Work to do: Give the number of lines containing the word "JSON" and nothing more.
# Start of Input material
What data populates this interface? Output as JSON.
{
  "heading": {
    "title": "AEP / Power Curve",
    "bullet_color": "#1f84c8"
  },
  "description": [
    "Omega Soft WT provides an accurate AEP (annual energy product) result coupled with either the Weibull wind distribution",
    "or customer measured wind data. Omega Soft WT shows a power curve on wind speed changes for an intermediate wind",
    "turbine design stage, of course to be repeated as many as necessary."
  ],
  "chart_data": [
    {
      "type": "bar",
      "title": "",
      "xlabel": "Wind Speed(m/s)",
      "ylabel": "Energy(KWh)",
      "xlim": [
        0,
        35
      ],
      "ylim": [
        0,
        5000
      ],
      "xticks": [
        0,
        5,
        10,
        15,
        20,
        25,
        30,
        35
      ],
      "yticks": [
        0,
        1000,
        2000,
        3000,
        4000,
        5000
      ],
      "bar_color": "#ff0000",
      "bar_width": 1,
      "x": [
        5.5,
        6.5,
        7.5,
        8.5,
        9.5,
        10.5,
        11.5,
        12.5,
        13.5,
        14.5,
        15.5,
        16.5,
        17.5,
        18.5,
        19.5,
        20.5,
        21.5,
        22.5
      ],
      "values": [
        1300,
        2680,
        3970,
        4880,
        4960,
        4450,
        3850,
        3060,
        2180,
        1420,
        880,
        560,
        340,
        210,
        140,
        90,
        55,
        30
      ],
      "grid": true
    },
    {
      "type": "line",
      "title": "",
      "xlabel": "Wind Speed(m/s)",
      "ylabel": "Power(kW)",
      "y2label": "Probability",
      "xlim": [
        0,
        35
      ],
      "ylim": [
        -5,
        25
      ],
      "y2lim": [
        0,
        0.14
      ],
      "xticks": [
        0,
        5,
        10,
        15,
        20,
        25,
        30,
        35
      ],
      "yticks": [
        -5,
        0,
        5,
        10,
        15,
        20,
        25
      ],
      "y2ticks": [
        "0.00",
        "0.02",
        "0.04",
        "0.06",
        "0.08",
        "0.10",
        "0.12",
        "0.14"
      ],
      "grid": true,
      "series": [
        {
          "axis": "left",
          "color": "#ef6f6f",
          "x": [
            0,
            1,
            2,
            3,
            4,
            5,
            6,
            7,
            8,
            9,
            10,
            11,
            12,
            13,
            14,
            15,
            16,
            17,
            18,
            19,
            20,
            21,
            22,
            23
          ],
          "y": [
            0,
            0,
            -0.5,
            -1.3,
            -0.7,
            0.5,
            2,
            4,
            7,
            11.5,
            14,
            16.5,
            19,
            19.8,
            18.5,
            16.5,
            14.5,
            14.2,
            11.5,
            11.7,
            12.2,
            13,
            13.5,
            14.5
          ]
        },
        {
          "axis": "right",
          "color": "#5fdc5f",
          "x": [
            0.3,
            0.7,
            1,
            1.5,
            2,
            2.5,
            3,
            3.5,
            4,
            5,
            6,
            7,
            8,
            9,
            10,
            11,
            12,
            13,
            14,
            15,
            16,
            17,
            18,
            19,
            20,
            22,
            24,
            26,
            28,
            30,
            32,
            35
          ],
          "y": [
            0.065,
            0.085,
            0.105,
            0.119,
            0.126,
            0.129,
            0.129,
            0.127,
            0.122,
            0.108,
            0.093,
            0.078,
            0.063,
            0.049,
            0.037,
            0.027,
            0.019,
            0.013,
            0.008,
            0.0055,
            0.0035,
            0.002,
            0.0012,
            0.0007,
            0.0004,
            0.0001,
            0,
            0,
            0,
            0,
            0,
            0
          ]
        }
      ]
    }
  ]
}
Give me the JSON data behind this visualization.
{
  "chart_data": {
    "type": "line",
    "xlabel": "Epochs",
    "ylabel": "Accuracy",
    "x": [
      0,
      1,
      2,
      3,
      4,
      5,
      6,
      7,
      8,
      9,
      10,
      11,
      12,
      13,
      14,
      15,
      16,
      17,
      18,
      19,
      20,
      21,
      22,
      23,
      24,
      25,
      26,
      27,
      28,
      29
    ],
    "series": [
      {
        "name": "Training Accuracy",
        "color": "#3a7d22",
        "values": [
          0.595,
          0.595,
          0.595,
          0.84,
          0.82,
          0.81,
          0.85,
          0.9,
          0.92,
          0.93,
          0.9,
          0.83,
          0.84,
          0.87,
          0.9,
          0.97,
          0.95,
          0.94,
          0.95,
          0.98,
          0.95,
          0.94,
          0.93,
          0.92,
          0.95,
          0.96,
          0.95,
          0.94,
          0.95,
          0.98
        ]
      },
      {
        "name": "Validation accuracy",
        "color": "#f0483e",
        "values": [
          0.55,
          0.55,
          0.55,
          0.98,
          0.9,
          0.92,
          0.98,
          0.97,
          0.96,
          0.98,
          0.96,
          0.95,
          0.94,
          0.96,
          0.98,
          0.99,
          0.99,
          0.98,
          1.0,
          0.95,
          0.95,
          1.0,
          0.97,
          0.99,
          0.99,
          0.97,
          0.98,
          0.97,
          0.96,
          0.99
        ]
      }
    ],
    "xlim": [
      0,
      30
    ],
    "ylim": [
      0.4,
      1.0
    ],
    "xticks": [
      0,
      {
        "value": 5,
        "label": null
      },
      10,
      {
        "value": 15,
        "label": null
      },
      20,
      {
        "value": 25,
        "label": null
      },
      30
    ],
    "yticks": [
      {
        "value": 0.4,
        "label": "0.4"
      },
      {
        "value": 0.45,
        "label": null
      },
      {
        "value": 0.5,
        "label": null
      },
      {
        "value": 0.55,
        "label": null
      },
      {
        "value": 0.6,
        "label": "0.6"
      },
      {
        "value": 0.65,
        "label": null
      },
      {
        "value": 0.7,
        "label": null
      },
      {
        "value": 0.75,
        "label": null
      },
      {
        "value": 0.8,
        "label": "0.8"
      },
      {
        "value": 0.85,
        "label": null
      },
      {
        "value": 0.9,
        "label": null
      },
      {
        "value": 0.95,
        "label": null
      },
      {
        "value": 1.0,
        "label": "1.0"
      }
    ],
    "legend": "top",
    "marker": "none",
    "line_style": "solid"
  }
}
# End of Input material
In response: 2